--- Task directions ---
Show every line that has the string "name" in it.

--- Recorded data ---
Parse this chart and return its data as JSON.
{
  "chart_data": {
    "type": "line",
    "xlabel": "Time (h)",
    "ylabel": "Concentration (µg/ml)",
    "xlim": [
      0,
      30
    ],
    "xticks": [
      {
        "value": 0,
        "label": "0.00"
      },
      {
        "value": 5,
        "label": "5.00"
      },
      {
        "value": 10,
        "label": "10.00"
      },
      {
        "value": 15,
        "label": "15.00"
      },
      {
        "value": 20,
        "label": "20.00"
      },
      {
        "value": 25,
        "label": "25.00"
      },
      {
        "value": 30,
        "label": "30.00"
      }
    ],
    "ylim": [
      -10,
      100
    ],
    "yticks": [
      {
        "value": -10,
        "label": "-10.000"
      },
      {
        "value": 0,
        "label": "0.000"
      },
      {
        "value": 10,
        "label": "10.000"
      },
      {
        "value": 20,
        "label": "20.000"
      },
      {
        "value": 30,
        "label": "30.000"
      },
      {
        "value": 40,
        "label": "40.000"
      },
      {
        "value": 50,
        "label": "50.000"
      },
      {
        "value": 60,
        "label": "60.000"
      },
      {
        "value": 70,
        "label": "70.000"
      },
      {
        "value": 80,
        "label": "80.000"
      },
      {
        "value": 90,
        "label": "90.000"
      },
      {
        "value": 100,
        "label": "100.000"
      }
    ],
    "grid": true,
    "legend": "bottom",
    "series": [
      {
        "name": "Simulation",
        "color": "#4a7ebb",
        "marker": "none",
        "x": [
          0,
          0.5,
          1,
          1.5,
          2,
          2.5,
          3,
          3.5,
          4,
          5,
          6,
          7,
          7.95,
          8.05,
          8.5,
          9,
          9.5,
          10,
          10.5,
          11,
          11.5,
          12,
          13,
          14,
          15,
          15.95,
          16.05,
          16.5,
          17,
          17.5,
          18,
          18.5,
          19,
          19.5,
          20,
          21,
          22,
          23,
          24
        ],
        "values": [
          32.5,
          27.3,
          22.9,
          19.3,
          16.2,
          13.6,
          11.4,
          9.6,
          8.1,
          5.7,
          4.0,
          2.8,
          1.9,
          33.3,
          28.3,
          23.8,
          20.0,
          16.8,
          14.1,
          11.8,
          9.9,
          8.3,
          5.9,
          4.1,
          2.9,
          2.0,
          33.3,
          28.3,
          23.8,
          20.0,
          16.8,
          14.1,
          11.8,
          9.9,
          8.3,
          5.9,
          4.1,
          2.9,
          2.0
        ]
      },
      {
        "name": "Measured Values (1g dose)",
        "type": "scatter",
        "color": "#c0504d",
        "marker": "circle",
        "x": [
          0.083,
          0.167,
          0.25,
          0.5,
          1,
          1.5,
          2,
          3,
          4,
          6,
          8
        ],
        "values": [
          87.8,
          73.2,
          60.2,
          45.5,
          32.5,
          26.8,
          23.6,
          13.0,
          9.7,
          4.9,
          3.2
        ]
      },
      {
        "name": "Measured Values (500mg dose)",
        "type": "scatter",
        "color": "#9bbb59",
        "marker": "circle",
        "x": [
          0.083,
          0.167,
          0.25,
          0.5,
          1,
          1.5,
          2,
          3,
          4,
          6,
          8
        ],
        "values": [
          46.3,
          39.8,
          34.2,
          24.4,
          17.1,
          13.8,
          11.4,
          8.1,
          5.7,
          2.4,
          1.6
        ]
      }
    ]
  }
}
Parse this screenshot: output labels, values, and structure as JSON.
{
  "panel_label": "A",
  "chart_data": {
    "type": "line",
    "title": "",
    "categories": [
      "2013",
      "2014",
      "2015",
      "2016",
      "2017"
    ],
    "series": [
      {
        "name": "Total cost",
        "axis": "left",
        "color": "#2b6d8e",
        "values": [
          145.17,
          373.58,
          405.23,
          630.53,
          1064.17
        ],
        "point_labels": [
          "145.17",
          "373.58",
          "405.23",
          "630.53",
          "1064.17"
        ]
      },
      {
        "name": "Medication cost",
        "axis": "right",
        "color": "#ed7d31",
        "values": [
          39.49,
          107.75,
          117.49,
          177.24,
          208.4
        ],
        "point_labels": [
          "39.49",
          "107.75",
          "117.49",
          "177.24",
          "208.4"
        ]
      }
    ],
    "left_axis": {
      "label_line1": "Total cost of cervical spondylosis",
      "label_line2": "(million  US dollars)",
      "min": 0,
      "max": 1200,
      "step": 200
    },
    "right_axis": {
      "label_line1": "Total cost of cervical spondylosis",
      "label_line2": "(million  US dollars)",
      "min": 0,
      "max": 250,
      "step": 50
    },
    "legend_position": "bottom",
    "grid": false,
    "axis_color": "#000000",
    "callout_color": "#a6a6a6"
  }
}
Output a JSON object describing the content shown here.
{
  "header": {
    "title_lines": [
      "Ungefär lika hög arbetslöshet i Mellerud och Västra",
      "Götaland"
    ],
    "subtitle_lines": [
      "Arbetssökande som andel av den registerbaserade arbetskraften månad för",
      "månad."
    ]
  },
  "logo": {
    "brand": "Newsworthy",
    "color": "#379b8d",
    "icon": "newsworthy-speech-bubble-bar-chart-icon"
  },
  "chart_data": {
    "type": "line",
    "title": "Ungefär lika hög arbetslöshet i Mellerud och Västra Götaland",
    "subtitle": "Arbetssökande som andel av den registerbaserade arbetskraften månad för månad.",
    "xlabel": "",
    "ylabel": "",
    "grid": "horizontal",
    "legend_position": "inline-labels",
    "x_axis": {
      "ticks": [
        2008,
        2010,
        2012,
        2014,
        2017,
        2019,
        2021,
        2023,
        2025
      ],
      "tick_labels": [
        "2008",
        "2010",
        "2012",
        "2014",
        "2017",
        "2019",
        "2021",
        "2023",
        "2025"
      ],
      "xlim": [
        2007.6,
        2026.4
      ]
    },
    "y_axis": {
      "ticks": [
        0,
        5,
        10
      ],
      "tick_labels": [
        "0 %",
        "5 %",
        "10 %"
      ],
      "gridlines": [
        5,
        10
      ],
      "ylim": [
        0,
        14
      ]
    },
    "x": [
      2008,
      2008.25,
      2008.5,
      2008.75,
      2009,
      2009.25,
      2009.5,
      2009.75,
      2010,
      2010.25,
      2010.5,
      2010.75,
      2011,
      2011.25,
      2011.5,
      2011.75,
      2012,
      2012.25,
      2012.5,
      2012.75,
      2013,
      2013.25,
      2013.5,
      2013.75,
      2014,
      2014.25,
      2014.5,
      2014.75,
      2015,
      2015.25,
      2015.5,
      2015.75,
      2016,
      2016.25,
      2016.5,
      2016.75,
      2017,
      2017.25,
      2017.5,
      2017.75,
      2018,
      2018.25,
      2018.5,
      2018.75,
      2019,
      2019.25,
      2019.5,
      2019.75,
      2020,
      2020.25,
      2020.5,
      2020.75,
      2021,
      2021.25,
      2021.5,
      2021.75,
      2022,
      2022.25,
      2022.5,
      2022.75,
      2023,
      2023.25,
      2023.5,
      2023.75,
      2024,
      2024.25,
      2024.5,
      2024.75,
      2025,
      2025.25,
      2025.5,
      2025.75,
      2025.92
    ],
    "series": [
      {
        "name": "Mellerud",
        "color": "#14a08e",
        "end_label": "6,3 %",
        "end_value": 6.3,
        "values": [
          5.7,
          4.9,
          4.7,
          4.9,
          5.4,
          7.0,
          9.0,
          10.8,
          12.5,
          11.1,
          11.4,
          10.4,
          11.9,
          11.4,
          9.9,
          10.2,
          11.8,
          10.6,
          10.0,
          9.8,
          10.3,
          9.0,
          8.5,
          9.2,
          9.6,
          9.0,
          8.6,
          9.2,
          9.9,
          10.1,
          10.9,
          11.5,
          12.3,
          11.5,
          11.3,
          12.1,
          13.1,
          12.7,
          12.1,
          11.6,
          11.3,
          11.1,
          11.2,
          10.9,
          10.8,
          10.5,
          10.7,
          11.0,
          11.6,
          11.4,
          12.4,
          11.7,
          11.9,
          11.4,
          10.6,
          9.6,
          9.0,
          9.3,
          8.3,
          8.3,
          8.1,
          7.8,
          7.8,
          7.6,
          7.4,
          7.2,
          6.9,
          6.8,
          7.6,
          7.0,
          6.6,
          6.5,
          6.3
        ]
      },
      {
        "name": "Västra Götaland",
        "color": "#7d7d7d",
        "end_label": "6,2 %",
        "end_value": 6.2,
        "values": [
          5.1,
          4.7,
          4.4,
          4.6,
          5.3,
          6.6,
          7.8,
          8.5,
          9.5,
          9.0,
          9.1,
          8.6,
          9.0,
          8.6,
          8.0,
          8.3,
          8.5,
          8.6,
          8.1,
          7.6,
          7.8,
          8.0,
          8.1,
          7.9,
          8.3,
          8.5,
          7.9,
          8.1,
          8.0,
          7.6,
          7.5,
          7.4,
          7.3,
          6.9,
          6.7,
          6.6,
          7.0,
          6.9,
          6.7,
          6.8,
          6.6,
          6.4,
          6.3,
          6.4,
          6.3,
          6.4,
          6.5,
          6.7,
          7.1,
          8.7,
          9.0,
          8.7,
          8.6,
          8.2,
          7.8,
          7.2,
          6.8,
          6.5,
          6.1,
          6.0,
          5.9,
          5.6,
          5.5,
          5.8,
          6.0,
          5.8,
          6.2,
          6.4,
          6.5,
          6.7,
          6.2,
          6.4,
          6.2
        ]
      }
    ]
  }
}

--- Output below ---
        "name": "Simulation",
        "name": "Measured Values (1g dose)",
        "name": "Measured Values (500mg dose)",
        "name": "Total cost",
        "name": "Medication cost",
        "name": "Mellerud",
        "name": "Västra Götaland",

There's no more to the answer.